Fragmento mostrado:
***
Una forma de responder a esta pregunta será usando un abordaje que permite comparar los puntajes (`score`) de cada algoritmo colocándolos dentro de un loop `for`. Veamos este ejemplo

Vamos a reproducir la misma situación de la lección anterior, pero en vez de aplicar el algoritmo de **Bosque Aleatorio**, vamos a poner a prueba el lenguaje de varios algoritmos diferentes.

Comencemos por cargar las librerías necesarias para preparar todo, más las librerías correspondientes a los algoritmos que queremos medir.

In [1]:
import pandas as pd
from sklearn.model_selection import train_test_split
from sklearn.preprocessing import MinMaxScaler

# algoritmos
from sklearn.linear_model import LogisticRegression
from sklearn.tree import DecisionTreeClassifier
from sklearn.ensemble import RandomForestClassifier

Cargamos el mismo dataset de la lección anterior.

In [2]:
ruta = "C:/Users/Federico/Downloads/Python para Data Science/Día 11/7 - Bosque Aleatorio/tarjetas_credito.csv"

df = pd.read_csv(ruta)
df.head()
***
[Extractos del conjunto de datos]

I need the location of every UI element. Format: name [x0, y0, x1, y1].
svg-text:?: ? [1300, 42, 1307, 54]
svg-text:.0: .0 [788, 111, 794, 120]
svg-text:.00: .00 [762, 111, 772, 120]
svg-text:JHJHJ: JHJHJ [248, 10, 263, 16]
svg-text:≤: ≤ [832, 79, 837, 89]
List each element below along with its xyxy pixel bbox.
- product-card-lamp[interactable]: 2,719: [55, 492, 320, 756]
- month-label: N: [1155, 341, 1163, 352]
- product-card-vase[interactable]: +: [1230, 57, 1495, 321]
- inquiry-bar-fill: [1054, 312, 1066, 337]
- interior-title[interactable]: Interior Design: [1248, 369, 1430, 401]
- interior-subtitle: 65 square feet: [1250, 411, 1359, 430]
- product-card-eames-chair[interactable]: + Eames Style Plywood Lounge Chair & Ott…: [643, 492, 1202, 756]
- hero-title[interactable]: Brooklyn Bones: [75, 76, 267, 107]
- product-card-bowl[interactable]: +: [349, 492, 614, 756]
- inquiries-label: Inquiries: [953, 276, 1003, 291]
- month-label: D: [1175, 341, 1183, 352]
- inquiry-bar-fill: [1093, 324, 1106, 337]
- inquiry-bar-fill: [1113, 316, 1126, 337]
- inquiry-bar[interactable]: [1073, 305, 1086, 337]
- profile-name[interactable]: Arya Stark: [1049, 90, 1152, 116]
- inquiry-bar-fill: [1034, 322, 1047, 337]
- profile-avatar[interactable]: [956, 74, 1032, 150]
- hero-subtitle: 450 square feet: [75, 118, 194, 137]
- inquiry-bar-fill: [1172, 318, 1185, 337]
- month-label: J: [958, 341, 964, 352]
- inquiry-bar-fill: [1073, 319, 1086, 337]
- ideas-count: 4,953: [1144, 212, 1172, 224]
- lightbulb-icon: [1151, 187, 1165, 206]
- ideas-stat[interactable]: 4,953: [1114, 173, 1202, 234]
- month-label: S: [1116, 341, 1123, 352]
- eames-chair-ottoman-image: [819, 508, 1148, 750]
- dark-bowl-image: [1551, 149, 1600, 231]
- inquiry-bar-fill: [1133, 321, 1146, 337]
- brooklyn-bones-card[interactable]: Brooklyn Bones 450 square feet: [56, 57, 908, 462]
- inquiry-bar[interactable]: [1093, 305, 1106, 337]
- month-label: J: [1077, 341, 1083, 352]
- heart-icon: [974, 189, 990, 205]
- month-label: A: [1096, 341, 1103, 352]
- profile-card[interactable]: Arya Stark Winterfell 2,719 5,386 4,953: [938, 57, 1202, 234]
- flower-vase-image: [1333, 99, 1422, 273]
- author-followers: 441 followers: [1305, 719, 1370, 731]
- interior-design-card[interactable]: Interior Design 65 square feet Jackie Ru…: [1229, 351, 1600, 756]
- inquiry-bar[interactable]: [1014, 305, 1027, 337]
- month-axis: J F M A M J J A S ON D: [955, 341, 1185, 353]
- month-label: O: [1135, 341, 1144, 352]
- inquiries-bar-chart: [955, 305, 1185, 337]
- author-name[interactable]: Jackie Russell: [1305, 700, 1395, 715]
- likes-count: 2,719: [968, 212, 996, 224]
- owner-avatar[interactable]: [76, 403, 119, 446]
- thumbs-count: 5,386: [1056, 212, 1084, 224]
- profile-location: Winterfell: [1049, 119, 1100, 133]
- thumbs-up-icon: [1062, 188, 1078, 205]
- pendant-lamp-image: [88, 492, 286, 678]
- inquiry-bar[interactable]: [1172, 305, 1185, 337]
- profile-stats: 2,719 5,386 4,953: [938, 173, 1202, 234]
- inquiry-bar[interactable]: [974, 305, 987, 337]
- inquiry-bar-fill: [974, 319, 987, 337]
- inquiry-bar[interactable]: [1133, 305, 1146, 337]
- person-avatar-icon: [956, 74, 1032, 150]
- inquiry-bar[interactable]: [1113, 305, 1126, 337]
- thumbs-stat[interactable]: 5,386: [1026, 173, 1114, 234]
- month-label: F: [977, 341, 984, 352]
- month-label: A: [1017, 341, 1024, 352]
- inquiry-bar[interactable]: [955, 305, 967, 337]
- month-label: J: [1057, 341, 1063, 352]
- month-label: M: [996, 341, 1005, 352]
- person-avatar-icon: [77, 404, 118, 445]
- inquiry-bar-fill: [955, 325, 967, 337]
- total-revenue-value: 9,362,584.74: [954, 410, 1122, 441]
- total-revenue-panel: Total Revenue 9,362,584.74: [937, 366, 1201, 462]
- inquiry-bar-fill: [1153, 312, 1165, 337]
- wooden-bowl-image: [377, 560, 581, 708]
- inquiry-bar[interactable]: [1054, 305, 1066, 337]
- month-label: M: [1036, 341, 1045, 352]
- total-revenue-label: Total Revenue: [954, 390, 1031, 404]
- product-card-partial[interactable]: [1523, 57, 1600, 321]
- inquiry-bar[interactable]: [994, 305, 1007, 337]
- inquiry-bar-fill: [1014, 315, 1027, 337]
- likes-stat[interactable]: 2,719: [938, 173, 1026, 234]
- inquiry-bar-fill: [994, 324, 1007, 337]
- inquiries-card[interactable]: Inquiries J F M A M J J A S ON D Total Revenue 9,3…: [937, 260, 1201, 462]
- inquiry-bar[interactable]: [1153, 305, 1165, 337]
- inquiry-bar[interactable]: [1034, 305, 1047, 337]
***
Consigna: Extrae completo el fragmento sobre la comparación de algoritmos, sin cambiar ni una letra.

Respuesta:
Una forma de responder a esta pregunta será usando un abordaje que permite comparar los puntajes (`score`) de cada algoritmo colocándolos dentro de un loop `for`. Veamos este ejemplo

Vamos a reproducir la misma situación de la lección anterior, pero en vez de aplicar el algoritmo de **Bosque Aleatorio**, vamos a poner a prueba el lenguaje de varios algoritmos diferentes.

Comencemos por cargar las librerías necesarias para preparar todo, más las librerías correspondientes a los algoritmos que queremos medir.

In [1]:
import pandas as pd
from sklearn.model_selection import train_test_split
from sklearn.preprocessing import MinMaxScaler

# algoritmos
from sklearn.linear_model import LogisticRegression
from sklearn.tree import DecisionTreeClassifier
from sklearn.ensemble import RandomForestClassifier

Cargamos el mismo dataset de la lección anterior.

In [2]:
ruta = "C:/Users/Federico/Downloads/Python para Data Science/Día 11/7 - Bosque Aleatorio/tarjetas_credito.csv"

df = pd.read_csv(ruta)
df.head()